* [Extract to read]

Re: [OMPI users] Building PMIx and Slurm support

2019-02-28 Thread Bennet Fauber
Here is some additional information about when using
`--with-hwloc=/usr` seems necessary.

Using the tarball for the released, stable

13bb410b52becbfa140f5791bd50d580  /sw/src/arcts/ompi/openmpi-1.10.7.tar.gz

and with

  $ ./configure --prefix=/sw/arcts/centos7/intel_14_0_2/openmpi/1.10.7
--mandir=/sw/arcts/centos7/intel_14_0_2/openmpi/1.10.7/share/man
--with-slurm --without-tm --with-verbs --with-hwloc --disable-dlopen
--enable-shared CC=icc CXX=icpc FC=ifort F77=ifort

config.log reports

configure:67748: checking hwloc.h usability
configure:67748: icc -std=gnu99 -c -O3 -DNDEBUG -finline-functions
-fno-strict-aliasing -restrict -Qoption,cpp,--extended_float_types
-pthread   conftest.c >&5
configure:67748: $? = 0
configure:67748: result: yes
configure:67748: checking hwloc.h presence
configure:67748: icc -E   conftest.c
configure:67748: $? = 0
configure:67748: result: yes
configure:67748: checking for hwloc.h
configure:67748: result: yes

but make reports

Making all in mca/hwloc
make[2]: Entering directory `/tmp/bennet/build/openmpi-1.10.7/opal/mca/hwloc'
  CC   base/hwloc_base_frame.lo
  CC   base/hwloc_base_util.lo
  CC   base/hwloc_base_dt.lo
  CC   base/hwloc_base_maffinity.lo
In file included from ../../../opal/mca/hwloc/hwloc.h(134),
 from base/hwloc_base_frame.c(23):
../../../opal/mca/hwloc/external/external.h(20): catastrophic error:
cannot open source file "/include/hwloc.h"
  #include MCA_hwloc_external_header
^
compilation aborted for base/hwloc_base_frame.c (code 4)


It looks to me like configure is not prepending `/usr` to the path to
`/include/hwloc.h` when one uses the bare `--with-hwloc` on the
configure line, and therefore using `--with-hwloc=/usr` is called for
if one wants it included.

Thanks,-- bennet

Note, this test fails, but it isn't directly related to finding hwloc.h.

* [Dataset extract]

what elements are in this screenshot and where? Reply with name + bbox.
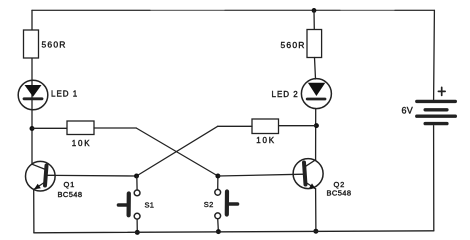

* [Exercise directions]
In the mailing-list post about building hwloc support, what source file does make report it cannot open? The listing isn't needed.

* [Answer]
"/include/hwloc.h"